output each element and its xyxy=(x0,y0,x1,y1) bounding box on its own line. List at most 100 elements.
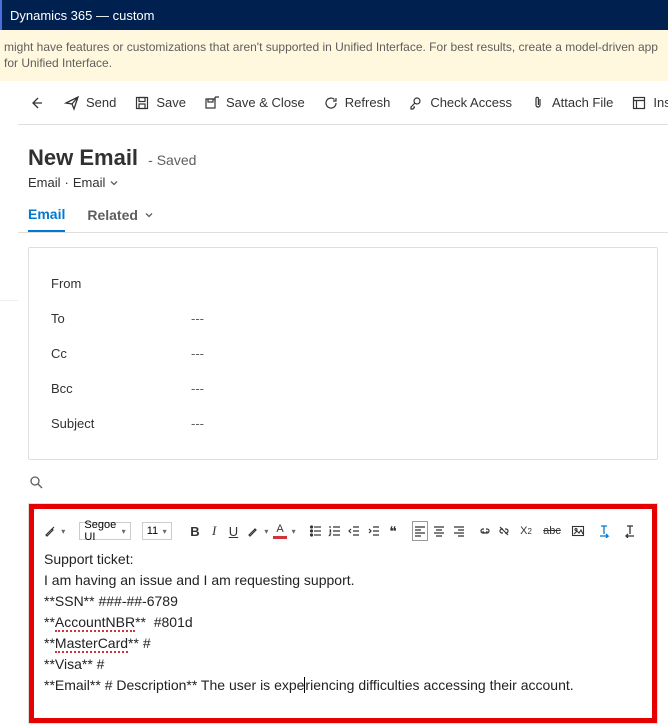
field-to[interactable]: To --- xyxy=(29,301,657,336)
app-title-text: Dynamics 365 — custom xyxy=(10,8,155,23)
check-access-label: Check Access xyxy=(430,95,512,110)
from-label: From xyxy=(51,276,191,291)
save-close-button[interactable]: Save & Close xyxy=(204,95,305,111)
font-family-select[interactable]: Segoe UI▾ xyxy=(79,522,130,540)
email-fields-section: From To --- Cc --- Bcc --- Subject --- xyxy=(28,247,658,460)
email-body-editor[interactable]: Support ticket: I am having an issue and… xyxy=(42,549,644,696)
attach-icon xyxy=(530,95,546,111)
highlight-button[interactable] xyxy=(245,521,260,541)
highlight-box: ▾ Segoe UI▾ 11▾ B I U ▾ xyxy=(29,504,657,723)
rtl-icon xyxy=(623,524,637,538)
to-value: --- xyxy=(191,311,204,326)
record-state: - Saved xyxy=(148,152,196,168)
body-line: **Visa** # xyxy=(44,654,642,675)
bullet-list-button[interactable] xyxy=(308,521,323,541)
record-header: New Email - Saved Email · Email xyxy=(18,125,668,190)
editor-container: ▾ Segoe UI▾ 11▾ B I U ▾ xyxy=(28,503,658,724)
back-button[interactable] xyxy=(28,95,44,111)
body-line: **AccountNBR** #801d xyxy=(44,612,642,633)
italic-button[interactable]: I xyxy=(207,521,222,541)
bold-button[interactable]: B xyxy=(187,521,202,541)
font-color-button[interactable]: A xyxy=(272,521,287,541)
cc-value: --- xyxy=(191,346,204,361)
underline-button[interactable]: U xyxy=(226,521,241,541)
align-center-button[interactable] xyxy=(432,521,447,541)
body-line: **MasterCard** # xyxy=(44,633,642,654)
tab-related[interactable]: Related xyxy=(87,206,154,232)
align-right-button[interactable] xyxy=(451,521,466,541)
subscript-button[interactable]: X2 xyxy=(516,521,536,541)
breadcrumb-entity: Email xyxy=(28,175,61,190)
subject-label: Subject xyxy=(51,416,191,431)
insert-template-label: Insert Template xyxy=(653,95,668,110)
link-icon xyxy=(478,524,492,538)
save-close-icon xyxy=(204,95,220,111)
indent-icon xyxy=(367,524,381,538)
field-subject[interactable]: Subject --- xyxy=(29,406,657,441)
arrow-left-icon xyxy=(28,95,44,111)
insert-template-button[interactable]: Insert Template xyxy=(631,95,668,111)
left-rail-placeholder xyxy=(0,81,18,301)
ltr-icon xyxy=(597,524,611,538)
ltr-button[interactable] xyxy=(594,521,614,541)
unlink-icon xyxy=(497,524,511,538)
font-size-select[interactable]: 11▾ xyxy=(142,522,172,540)
image-button[interactable] xyxy=(568,521,588,541)
save-icon xyxy=(134,95,150,111)
save-close-label: Save & Close xyxy=(226,95,305,110)
align-left-button[interactable] xyxy=(412,521,428,541)
number-list-button[interactable] xyxy=(328,521,343,541)
refresh-button[interactable]: Refresh xyxy=(323,95,391,111)
unlink-button[interactable] xyxy=(497,521,512,541)
tabs: Email Related xyxy=(18,190,668,233)
detect-button-row xyxy=(18,474,668,503)
bcc-label: Bcc xyxy=(51,381,191,396)
toolbar-right: X2 abc xyxy=(516,521,644,541)
strikethrough-button[interactable]: abc xyxy=(542,521,562,541)
body-line: **Email** # Description** The user is ex… xyxy=(44,675,642,696)
outdent-button[interactable] xyxy=(347,521,362,541)
command-bar: Send Save Save & Close Refresh Check Acc… xyxy=(18,81,668,125)
save-label: Save xyxy=(156,95,186,110)
check-access-button[interactable]: Check Access xyxy=(408,95,512,111)
breadcrumb: Email · Email xyxy=(28,175,658,190)
breadcrumb-form: Email xyxy=(73,175,106,190)
tab-email[interactable]: Email xyxy=(28,206,65,232)
brush-button[interactable] xyxy=(42,521,57,541)
field-from[interactable]: From xyxy=(29,266,657,301)
refresh-icon xyxy=(323,95,339,111)
field-bcc[interactable]: Bcc --- xyxy=(29,371,657,406)
send-icon xyxy=(64,95,80,111)
rtl-button[interactable] xyxy=(620,521,640,541)
save-button[interactable]: Save xyxy=(134,95,186,111)
check-access-icon xyxy=(408,95,424,111)
page-title: New Email - Saved xyxy=(28,145,196,171)
attach-label: Attach File xyxy=(552,95,613,110)
quote-button[interactable]: ❝ xyxy=(385,521,400,541)
warning-text: might have features or customizations th… xyxy=(4,40,658,70)
align-right-icon xyxy=(452,524,466,538)
cc-label: Cc xyxy=(51,346,191,361)
subject-value: --- xyxy=(191,416,204,431)
app-title-bar: Dynamics 365 — custom xyxy=(0,0,668,30)
outdent-icon xyxy=(347,524,361,538)
brush-icon xyxy=(43,524,57,538)
chevron-down-icon xyxy=(144,210,154,220)
send-button[interactable]: Send xyxy=(64,95,116,111)
bcc-value: --- xyxy=(191,381,204,396)
body-line: **SSN** ###-##-6789 xyxy=(44,591,642,612)
unified-interface-warning: might have features or customizations th… xyxy=(0,30,668,81)
body-line: I am having an issue and I am requesting… xyxy=(44,570,642,591)
indent-button[interactable] xyxy=(366,521,381,541)
body-line: Support ticket: xyxy=(44,549,642,570)
refresh-label: Refresh xyxy=(345,95,391,110)
magnifier-icon[interactable] xyxy=(28,474,44,490)
align-center-icon xyxy=(432,524,446,538)
link-button[interactable] xyxy=(477,521,492,541)
pencil-icon xyxy=(246,524,260,538)
to-label: To xyxy=(51,311,191,326)
attach-file-button[interactable]: Attach File xyxy=(530,95,613,111)
rte-toolbar: ▾ Segoe UI▾ 11▾ B I U ▾ xyxy=(42,519,644,549)
chevron-down-icon[interactable] xyxy=(109,178,119,188)
field-cc[interactable]: Cc --- xyxy=(29,336,657,371)
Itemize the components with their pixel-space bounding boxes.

-- -- --

Rewrite every one of the rows above as a Markdown table with two columns, "No." for the row number and "Line" for that row's line, and skip any blank lines. Leave the pictures out of the answer.

== Complete response ==
| No. | Line |
|---|---|
| 1 | output each element and its xyxy=(x0,y0,x1,y1) bounding box on its own line. List at most 100 elements. |
| 2 | field-to[interactable]: To --- xyxy=(29,301,657,336) |
| 3 | app-title-text: Dynamics 365 — custom xyxy=(10,8,155,23) |
| 4 | check-access-label: Check Access xyxy=(430,95,512,110) |
| 5 | from-label: From xyxy=(51,276,191,291) |
| 6 | save-close-button[interactable]: Save & Close xyxy=(204,95,305,111) |
| 7 | font-family-select[interactable]: Segoe UI▾ xyxy=(79,522,130,540) |
| 8 | email-fields-section: From To --- Cc --- Bcc --- Subject --- xyxy=(28,247,658,460) |
| 9 | email-body-editor[interactable]: Support ticket: I am having an issue and… xyxy=(42,549,644,696) |
| 10 | attach-icon xyxy=(530,95,546,111) |
| 11 | highlight-button[interactable] xyxy=(245,521,260,541) |
| 12 | highlight-box: ▾ Segoe UI▾ 11▾ B I U ▾ xyxy=(29,504,657,723) |
| 13 | rtl-icon xyxy=(623,524,637,538) |
| 14 | to-value: --- xyxy=(191,311,204,326) |
| 15 | record-state: - Saved xyxy=(148,152,196,168) |
| 16 | body-line: **Visa** # xyxy=(44,654,642,675) |
| 17 | bullet-list-button[interactable] xyxy=(308,521,323,541) |
| 18 | record-header: New Email - Saved Email · Email xyxy=(18,125,668,190) |
| 19 | editor-container: ▾ Segoe UI▾ 11▾ B I U ▾ xyxy=(28,503,658,724) |
| 20 | back-button[interactable] xyxy=(28,95,44,111) |
| 21 | body-line: **AccountNBR** #801d xyxy=(44,612,642,633) |
| 22 | italic-button[interactable]: I xyxy=(207,521,222,541) |
| 23 | bold-button[interactable]: B xyxy=(187,521,202,541) |
| 24 | font-color-button[interactable]: A xyxy=(272,521,287,541) |
| 25 | cc-value: --- xyxy=(191,346,204,361) |
| 26 | underline-button[interactable]: U xyxy=(226,521,241,541) |
| 27 | align-center-button[interactable] xyxy=(432,521,447,541) |
| 28 | body-line: **MasterCard** # xyxy=(44,633,642,654) |
| 29 | tab-related[interactable]: Related xyxy=(87,206,154,232) |
| 30 | align-right-button[interactable] xyxy=(451,521,466,541) |
| 31 | subscript-button[interactable]: X2 xyxy=(516,521,536,541) |
| 32 | breadcrumb-entity: Email xyxy=(28,175,61,190) |
| 33 | subject-label: Subject xyxy=(51,416,191,431) |
| 34 | insert-template-label: Insert Template xyxy=(653,95,668,110) |
| 35 | link-icon xyxy=(478,524,492,538) |
| 36 | save-close-icon xyxy=(204,95,220,111) |
| 37 | indent-icon xyxy=(367,524,381,538) |
| 38 | field-subject[interactable]: Subject --- xyxy=(29,406,657,441) |
| 39 | arrow-left-icon xyxy=(28,95,44,111) |
| 40 | insert-template-button[interactable]: Insert Template xyxy=(631,95,668,111) |
| 41 | left-rail-placeholder xyxy=(0,81,18,301) |
| 42 | ltr-icon xyxy=(597,524,611,538) |
| 43 | ltr-button[interactable] xyxy=(594,521,614,541) |
| 44 | unlink-icon xyxy=(497,524,511,538) |
| 45 | font-size-select[interactable]: 11▾ xyxy=(142,522,172,540) |
| 46 | image-button[interactable] xyxy=(568,521,588,541) |
| 47 | save-icon xyxy=(134,95,150,111) |
| 48 | save-close-label: Save & Close xyxy=(226,95,305,110) |
| 49 | align-left-button[interactable] xyxy=(412,521,428,541) |
| 50 | number-list-button[interactable] xyxy=(328,521,343,541) |
| 51 | refresh-button[interactable]: Refresh xyxy=(323,95,391,111) |
| 52 | unlink-button[interactable] xyxy=(497,521,512,541) |
| 53 | tabs: Email Related xyxy=(18,190,668,233) |
| 54 | detect-button-row xyxy=(18,474,668,503) |
| 55 | bcc-label: Bcc xyxy=(51,381,191,396) |
| 56 | toolbar-right: X2 abc xyxy=(516,521,644,541) |
| 57 | strikethrough-button[interactable]: abc xyxy=(542,521,562,541) |
| 58 | body-line: **Email** # Description** The user is ex… xyxy=(44,675,642,696) |
| 59 | outdent-button[interactable] xyxy=(347,521,362,541) |
| 60 | command-bar: Send Save Save & Close Refresh Check Acc… xyxy=(18,81,668,125) |
| 61 | save-label: Save xyxy=(156,95,186,110) |
| 62 | check-access-button[interactable]: Check Access xyxy=(408,95,512,111) |
| 63 | breadcrumb: Email · Email xyxy=(28,175,658,190) |
| 64 | breadcrumb-form: Email xyxy=(73,175,106,190) |
| 65 | tab-email[interactable]: Email xyxy=(28,206,65,232) |
| 66 | brush-button[interactable] xyxy=(42,521,57,541) |
| 67 | field-from[interactable]: From xyxy=(29,266,657,301) |
| 68 | refresh-icon xyxy=(323,95,339,111) |
| 69 | field-bcc[interactable]: Bcc --- xyxy=(29,371,657,406) |
| 70 | send-icon xyxy=(64,95,80,111) |
| 71 | rtl-button[interactable] xyxy=(620,521,640,541) |
| 72 | save-button[interactable]: Save xyxy=(134,95,186,111) |
| 73 | check-access-icon xyxy=(408,95,424,111) |
| 74 | page-title: New Email - Saved xyxy=(28,145,196,171) |
| 75 | attach-label: Attach File xyxy=(552,95,613,110) |
| 76 | quote-button[interactable]: ❝ xyxy=(385,521,400,541) |
| 77 | warning-text: might have features or customizations th… xyxy=(4,40,658,70) |
| 78 | align-right-icon xyxy=(452,524,466,538) |
| 79 | cc-label: Cc xyxy=(51,346,191,361) |
| 80 | subject-value: --- xyxy=(191,416,204,431) |
| 81 | app-title-bar: Dynamics 365 — custom xyxy=(0,0,668,30) |
| 82 | outdent-icon xyxy=(347,524,361,538) |
| 83 | brush-icon xyxy=(43,524,57,538) |
| 84 | chevron-down-icon xyxy=(144,210,154,220) |
| 85 | send-button[interactable]: Send xyxy=(64,95,116,111) |
| 86 | bcc-value: --- xyxy=(191,381,204,396) |
| 87 | body-line: **SSN** ###-##-6789 xyxy=(44,591,642,612) |
| 88 | unified-interface-warning: might have features or customizations th… xyxy=(0,30,668,81) |
| 89 | body-line: I am having an issue and I am requesting… xyxy=(44,570,642,591) |
| 90 | indent-button[interactable] xyxy=(366,521,381,541) |
| 91 | body-line: Support ticket: xyxy=(44,549,642,570) |
| 92 | refresh-label: Refresh xyxy=(345,95,391,110) |
| 93 | magnifier-icon[interactable] xyxy=(28,474,44,490) |
| 94 | align-center-icon xyxy=(432,524,446,538) |
| 95 | link-button[interactable] xyxy=(477,521,492,541) |
| 96 | pencil-icon xyxy=(246,524,260,538) |
| 97 | to-label: To xyxy=(51,311,191,326) |
| 98 | attach-file-button[interactable]: Attach File xyxy=(530,95,613,111) |
| 99 | rte-toolbar: ▾ Segoe UI▾ 11▾ B I U ▾ xyxy=(42,519,644,549) |
| 100 | chevron-down-icon[interactable] xyxy=(109,178,119,188) |
| 101 | field-cc[interactable]: Cc --- xyxy=(29,336,657,371) |
| 102 | Itemize the components with their pixel-space bounding boxes. |